When I was a farmer lad I noticed that whenever we bought a new cow, and turned her into the pasture with the herd, there was a general inclination on the part of the rest to make the new cow think she had landed in the orthodox perdition. They would hook her away from the salt, chase her from the water, and the long-horned ones, for several weeks, would lose no opportunity to give her vigorous digs, pokes and prods.

With horses it was the same. And I remember one particular little black mare that we boys used to transfer from one pasture to another, just to see her back into a herd of horses and hear her hoofs play a resounding solo on their ribs as they gathered round to do her mischief.

Men are animals just as much as are cows, horses and pigs; and they manifest similar proclivities. The introduction of a new man into an institution always causes a small panic of resentment, especially if he be a person of some power. Even in schools and colleges the new teacher has to fight his way to overcome the opposition he is certain to meet.

In a lumber camp, the newcomer would do well to take the initiative, like that little black mare, and meet the first black look with a short-arm jab.

But in a bank, department store or railroad office this cannot be. So the next best thing is to endure, and win out by an attention to business to which the place is unaccustomed. In any event, the bigger the man, unless he has the absolute power to overawe everything, the more uncomfortable will be his position until gradually time smooths the way and new issues come up for criticism, opposition and resentment, and he is forgotten.

The idea of Civil Service Reform–promotion for the good men in your employ rather than hiring new ones for the big places–is a rule which looks well on paper but is a fatal policy if carried out to the letter.

Region annotation records
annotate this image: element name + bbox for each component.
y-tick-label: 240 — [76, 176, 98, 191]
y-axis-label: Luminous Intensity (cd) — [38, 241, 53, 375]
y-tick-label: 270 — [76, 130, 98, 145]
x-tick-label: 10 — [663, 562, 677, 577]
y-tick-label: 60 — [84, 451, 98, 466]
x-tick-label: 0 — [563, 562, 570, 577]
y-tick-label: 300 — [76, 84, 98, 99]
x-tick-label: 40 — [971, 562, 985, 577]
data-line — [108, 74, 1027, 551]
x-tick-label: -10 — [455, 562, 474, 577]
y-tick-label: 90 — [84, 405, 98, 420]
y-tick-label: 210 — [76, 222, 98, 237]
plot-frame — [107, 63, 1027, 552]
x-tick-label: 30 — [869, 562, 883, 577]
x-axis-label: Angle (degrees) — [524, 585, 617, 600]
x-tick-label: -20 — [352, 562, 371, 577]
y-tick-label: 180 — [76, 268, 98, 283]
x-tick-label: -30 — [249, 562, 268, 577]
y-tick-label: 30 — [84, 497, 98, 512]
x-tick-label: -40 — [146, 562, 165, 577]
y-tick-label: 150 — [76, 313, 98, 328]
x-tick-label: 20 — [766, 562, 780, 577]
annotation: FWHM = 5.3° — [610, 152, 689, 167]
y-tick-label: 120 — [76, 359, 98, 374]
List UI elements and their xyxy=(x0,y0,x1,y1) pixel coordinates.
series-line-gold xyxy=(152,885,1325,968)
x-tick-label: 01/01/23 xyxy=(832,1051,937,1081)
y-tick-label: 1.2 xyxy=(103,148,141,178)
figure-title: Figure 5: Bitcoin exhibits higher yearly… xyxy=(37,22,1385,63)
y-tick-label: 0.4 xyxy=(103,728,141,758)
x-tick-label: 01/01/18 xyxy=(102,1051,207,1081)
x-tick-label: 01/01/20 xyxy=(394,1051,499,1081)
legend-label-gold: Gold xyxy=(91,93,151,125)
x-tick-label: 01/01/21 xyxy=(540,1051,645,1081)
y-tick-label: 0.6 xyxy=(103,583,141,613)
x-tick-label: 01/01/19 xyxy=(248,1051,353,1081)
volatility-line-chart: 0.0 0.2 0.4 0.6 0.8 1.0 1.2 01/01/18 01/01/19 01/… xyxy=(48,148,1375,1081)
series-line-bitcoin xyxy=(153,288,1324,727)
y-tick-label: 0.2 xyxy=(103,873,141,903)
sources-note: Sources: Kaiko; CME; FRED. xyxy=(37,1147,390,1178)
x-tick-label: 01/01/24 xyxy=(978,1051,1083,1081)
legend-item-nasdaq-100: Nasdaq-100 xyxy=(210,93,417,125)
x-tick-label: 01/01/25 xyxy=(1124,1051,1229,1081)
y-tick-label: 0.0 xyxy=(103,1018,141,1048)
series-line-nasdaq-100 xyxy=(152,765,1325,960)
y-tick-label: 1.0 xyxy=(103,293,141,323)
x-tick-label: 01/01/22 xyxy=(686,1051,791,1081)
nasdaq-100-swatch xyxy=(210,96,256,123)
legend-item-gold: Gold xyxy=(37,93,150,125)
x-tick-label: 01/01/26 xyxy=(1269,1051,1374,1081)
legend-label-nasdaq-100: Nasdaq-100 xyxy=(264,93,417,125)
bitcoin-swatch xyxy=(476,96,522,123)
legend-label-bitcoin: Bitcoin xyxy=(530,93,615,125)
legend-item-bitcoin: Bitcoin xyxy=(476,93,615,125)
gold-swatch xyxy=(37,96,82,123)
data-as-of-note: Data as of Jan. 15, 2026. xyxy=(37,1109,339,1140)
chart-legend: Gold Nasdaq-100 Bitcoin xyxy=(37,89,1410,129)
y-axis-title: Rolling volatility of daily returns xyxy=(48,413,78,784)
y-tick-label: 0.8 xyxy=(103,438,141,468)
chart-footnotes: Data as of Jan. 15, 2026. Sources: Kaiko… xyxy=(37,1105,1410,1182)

• **Set tasks**
a) Condense the paragraph of the passage on newcomers that begins "But in a bank, department store" into two shorter sentences that keep its main facts.
b) Reproduce, word for word, the part of the passage on newcomers that opens with the words containing "But in a bank, department" and closes with "he is forgotten.".

• **Answers**
a) In a bank, department store or railroad office, a newcomer cannot strike back, so he should endure and win out through an attention to business the place is unaccustomed to. The bigger the man, unless he has absolute power to overawe everything, the more uncomfortable his position, until time smooths the way, new issues draw criticism and resentment, and he is forgotten.

b)
But in a bank, department store or railroad office this cannot be. So the next best thing is to endure, and win out by an attention to business to which the place is unaccustomed. In any event, the bigger the man, unless he has the absolute power to overawe everything, the more uncomfortable will be his position until gradually time smooths the way and new issues come up for criticism, opposition and resentment, and he is forgotten.